* Exercise: Scan the data below and pick out the lines containing the word "Atheniesi".

* Stored records:
* Begin *
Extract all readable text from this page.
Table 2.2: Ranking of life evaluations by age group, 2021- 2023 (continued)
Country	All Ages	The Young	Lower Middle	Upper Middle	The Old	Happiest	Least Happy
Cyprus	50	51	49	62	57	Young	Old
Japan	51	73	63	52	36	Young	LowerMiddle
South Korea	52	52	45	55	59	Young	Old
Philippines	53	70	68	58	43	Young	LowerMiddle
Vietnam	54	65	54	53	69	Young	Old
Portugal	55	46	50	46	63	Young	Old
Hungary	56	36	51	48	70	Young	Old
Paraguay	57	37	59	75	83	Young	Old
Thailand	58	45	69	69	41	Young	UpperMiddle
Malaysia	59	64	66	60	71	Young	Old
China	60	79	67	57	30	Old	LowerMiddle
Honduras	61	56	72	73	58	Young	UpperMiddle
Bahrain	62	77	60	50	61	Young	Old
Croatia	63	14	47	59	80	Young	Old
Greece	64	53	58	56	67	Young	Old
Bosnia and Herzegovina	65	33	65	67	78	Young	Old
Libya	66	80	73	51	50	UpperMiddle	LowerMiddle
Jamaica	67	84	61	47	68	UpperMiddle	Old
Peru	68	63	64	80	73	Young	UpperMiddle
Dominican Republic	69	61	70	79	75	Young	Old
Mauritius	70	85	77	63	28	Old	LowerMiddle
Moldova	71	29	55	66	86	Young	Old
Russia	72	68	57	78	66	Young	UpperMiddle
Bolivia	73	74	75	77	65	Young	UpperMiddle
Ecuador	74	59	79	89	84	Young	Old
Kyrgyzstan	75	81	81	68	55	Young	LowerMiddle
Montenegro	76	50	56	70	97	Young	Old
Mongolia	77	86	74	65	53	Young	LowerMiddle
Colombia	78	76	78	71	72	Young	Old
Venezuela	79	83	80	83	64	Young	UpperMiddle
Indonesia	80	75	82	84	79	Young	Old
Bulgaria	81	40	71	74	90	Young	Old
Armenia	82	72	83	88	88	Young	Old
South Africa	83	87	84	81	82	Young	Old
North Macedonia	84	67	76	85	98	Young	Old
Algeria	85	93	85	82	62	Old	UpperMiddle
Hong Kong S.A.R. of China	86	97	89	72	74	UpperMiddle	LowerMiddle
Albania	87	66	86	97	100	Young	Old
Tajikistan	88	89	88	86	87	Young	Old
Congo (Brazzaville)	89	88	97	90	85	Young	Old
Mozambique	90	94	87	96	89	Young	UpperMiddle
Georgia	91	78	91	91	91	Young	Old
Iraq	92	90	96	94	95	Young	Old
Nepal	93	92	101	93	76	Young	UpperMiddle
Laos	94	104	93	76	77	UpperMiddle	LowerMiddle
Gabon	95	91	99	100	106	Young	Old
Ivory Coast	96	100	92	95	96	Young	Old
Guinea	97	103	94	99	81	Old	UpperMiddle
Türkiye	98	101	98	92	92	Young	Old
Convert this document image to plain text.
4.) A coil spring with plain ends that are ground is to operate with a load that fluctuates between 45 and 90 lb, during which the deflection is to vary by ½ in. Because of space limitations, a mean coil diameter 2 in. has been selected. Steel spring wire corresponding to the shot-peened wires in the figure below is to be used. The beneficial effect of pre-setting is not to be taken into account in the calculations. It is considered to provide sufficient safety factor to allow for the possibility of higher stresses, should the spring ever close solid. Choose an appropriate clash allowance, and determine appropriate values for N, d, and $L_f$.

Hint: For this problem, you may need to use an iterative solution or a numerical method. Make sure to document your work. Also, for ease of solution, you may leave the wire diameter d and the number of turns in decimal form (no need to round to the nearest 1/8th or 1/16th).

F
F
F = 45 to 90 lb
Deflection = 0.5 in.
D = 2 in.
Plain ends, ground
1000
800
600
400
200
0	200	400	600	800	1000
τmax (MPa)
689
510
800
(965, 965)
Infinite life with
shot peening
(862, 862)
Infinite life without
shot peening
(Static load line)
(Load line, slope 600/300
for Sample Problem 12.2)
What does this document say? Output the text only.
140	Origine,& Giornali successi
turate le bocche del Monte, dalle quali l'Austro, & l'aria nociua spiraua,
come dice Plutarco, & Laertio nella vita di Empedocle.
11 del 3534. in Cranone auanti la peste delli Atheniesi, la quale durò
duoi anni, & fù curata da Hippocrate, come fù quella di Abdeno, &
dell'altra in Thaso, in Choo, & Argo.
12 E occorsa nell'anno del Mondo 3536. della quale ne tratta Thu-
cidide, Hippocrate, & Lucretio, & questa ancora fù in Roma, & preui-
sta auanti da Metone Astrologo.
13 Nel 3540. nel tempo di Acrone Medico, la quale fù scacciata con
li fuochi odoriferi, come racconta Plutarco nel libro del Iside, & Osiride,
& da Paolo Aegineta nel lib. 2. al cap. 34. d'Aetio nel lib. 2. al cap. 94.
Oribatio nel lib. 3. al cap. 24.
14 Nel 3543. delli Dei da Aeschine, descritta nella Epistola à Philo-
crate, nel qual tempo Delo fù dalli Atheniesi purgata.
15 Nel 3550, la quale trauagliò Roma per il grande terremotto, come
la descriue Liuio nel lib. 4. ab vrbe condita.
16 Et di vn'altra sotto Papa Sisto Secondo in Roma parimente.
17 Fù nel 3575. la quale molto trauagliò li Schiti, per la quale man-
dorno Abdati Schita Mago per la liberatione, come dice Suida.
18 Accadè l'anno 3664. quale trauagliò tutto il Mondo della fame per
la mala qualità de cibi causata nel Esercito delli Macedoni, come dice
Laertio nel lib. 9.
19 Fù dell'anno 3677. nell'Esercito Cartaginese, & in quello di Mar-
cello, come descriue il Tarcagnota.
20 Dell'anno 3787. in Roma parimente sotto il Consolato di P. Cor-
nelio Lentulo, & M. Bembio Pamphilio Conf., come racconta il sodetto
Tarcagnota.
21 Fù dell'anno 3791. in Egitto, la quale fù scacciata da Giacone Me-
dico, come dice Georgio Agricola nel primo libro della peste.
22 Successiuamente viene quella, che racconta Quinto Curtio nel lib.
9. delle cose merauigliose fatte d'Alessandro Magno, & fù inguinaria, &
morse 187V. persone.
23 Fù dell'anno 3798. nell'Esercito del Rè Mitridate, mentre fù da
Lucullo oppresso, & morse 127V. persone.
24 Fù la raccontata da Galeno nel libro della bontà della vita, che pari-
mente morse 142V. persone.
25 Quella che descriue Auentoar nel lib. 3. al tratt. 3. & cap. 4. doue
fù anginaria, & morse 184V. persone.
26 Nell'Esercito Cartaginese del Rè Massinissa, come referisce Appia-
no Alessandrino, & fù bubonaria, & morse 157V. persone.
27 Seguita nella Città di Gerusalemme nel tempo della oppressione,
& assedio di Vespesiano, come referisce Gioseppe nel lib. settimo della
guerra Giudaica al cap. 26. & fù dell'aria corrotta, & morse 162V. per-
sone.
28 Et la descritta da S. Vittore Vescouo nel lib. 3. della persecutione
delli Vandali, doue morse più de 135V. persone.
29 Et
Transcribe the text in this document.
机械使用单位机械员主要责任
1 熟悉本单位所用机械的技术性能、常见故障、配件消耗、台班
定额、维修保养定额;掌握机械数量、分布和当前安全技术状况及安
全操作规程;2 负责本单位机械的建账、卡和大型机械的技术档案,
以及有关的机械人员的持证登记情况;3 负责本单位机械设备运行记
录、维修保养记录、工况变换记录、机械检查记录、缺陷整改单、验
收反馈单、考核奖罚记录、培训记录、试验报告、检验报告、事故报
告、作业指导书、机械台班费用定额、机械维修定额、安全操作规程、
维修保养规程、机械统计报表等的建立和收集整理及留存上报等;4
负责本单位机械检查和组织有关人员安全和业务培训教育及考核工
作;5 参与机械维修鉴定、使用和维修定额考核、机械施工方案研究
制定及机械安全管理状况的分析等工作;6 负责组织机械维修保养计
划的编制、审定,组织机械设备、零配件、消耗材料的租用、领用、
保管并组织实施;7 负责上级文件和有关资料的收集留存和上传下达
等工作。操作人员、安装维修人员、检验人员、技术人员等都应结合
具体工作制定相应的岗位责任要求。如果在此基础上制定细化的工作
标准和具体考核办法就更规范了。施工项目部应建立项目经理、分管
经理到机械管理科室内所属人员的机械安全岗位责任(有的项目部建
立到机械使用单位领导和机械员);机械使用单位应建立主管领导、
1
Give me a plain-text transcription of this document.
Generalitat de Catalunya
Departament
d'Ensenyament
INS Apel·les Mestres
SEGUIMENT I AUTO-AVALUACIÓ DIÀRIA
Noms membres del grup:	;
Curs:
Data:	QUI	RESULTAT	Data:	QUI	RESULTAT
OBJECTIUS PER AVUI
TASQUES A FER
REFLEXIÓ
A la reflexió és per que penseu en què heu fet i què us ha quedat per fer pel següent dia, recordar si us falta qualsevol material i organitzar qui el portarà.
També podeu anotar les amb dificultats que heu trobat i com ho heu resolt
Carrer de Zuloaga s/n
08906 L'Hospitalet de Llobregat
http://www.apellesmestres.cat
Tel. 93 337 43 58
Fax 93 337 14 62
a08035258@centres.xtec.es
* End *
* Result of the task:
11 del 3534. in Cranone auanti la peste delli Atheniesi, la quale durò
crate, nel qual tempo Delo fù dalli Atheniesi purgata.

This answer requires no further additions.